Exercise instructions ▸ Of the lines in this material, how many contain "communication"? Answer with a single number only.

----- Stored data -----

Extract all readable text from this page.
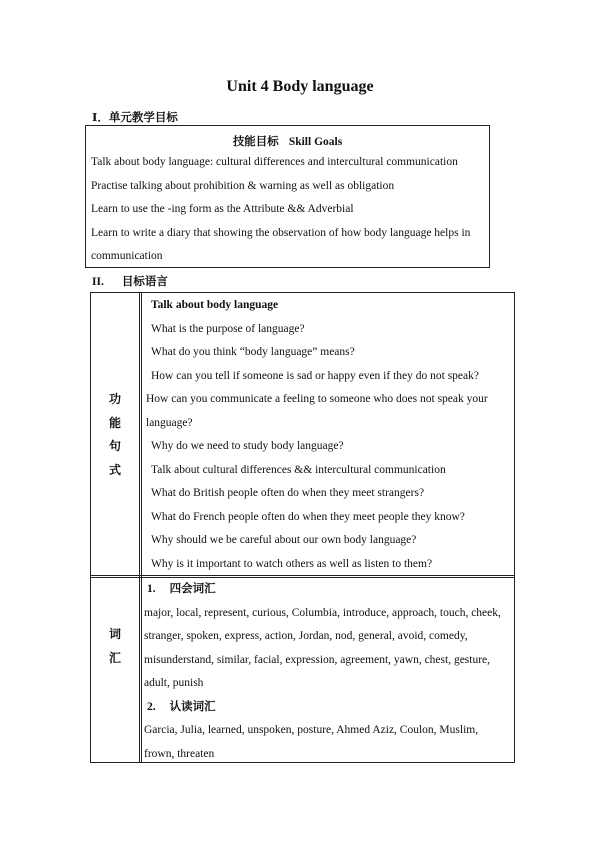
Unit 4 Body language
Ⅰ．单元教学目标
技能目标 Skill Goals
Talk about body language: cultural differences and intercultural communication
Practise talking about prohibition & warning as well as obligation
Learn to use the -ing form as the Attribute && Adverbial
Learn to write a diary that showing the observation of how body language helps in communication
II. 目标语言
功
能
句
式
Talk about body language
What is the purpose of language?
What do you think “body language” means?
How can you tell if someone is sad or happy even if they do not speak?
How can you communicate a feeling to someone who does not speak your language?
Why do we need to study body language?
Talk about cultural differences && intercultural communication
What do British people often do when they meet strangers?
What do French people often do when they meet people they know?
Why should we be careful about our own body language?
Why is it important to watch others as well as listen to them?
词
汇
1. 四会词汇
major, local, represent, curious, Columbia, introduce, approach, touch, cheek, stranger, spoken, express, action, Jordan, nod, general, avoid, comedy, misunderstand, similar, facial, expression, agreement, yawn, chest, gesture, adult, punish
2. 认读词汇
Garcia, Julia, learned, unspoken, posture, Ahmed Aziz, Coulon, Muslim, frown, threaten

-----

Complete output ▸ 3